# Description of the task
Below are the records; locate each line with the word "Category" and copy it.

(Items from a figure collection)

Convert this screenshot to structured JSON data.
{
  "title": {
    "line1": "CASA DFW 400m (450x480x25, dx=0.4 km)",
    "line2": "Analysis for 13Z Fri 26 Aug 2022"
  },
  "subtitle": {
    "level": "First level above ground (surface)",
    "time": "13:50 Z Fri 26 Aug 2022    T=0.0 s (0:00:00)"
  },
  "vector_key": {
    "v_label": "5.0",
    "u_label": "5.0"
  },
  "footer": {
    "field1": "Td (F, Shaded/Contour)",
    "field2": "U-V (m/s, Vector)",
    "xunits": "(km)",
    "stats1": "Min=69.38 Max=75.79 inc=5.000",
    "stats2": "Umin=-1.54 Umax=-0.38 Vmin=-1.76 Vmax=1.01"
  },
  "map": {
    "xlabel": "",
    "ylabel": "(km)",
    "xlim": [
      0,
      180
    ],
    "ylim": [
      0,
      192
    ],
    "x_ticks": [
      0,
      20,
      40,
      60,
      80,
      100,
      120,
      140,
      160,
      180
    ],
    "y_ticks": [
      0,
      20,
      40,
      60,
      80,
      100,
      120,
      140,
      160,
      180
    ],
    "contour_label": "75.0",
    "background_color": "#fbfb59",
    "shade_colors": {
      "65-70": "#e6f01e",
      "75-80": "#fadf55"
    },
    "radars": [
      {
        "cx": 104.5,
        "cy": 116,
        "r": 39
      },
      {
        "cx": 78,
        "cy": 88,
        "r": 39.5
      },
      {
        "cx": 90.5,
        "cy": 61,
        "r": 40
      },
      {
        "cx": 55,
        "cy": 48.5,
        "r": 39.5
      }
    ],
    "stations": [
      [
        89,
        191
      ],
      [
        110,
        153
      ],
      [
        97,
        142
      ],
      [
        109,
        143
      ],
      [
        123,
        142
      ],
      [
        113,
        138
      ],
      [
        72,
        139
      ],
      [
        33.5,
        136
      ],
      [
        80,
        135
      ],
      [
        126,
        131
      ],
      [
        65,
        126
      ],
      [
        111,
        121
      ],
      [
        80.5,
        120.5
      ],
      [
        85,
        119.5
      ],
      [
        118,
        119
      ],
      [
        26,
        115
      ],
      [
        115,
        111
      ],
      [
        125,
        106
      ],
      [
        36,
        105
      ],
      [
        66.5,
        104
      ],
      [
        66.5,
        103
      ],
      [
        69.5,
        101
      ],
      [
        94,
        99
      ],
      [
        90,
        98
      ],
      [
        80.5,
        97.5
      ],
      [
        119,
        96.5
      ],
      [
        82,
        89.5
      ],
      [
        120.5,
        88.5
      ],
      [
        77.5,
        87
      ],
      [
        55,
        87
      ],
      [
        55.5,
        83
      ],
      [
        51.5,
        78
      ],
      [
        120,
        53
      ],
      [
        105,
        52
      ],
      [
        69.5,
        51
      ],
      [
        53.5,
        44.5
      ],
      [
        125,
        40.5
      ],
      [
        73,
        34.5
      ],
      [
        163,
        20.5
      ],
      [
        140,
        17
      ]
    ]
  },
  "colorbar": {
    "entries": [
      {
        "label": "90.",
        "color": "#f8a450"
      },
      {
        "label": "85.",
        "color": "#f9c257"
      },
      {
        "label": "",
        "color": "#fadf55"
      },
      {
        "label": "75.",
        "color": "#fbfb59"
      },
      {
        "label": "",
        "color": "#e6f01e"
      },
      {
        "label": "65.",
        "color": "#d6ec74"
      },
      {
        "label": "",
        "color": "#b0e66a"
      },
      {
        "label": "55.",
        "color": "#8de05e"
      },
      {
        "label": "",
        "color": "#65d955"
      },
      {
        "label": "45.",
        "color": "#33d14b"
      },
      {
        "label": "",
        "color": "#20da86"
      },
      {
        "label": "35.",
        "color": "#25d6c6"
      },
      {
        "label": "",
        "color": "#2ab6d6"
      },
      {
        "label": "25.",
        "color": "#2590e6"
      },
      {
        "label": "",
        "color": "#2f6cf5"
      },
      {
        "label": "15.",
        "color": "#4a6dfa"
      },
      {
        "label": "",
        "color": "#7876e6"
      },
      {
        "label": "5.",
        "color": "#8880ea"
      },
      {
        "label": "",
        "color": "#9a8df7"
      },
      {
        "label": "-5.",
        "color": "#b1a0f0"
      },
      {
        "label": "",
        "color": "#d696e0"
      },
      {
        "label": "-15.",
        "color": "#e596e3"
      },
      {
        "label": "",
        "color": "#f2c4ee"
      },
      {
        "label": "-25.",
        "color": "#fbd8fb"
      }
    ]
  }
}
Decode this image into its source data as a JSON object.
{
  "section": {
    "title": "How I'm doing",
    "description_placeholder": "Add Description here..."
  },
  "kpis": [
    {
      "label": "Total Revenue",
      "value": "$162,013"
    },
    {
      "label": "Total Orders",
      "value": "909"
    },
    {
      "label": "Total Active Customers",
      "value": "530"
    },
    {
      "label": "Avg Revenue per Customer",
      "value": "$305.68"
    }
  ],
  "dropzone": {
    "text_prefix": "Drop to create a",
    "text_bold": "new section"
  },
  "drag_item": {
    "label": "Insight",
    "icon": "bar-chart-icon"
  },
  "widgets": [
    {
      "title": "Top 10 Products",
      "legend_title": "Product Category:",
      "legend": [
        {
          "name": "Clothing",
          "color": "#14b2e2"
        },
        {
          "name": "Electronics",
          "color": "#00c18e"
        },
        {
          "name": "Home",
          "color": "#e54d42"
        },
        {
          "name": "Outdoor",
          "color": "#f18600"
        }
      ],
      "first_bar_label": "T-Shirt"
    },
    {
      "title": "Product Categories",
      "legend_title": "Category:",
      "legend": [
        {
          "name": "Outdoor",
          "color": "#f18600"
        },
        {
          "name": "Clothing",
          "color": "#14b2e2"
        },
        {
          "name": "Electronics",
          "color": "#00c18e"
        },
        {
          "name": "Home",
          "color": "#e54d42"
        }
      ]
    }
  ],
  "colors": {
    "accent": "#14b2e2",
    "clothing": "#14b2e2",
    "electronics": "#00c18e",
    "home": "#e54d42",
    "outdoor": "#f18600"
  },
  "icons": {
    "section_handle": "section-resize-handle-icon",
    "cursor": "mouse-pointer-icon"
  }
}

# The result
      "legend_title": "Product Category:",
      "legend_title": "Category:",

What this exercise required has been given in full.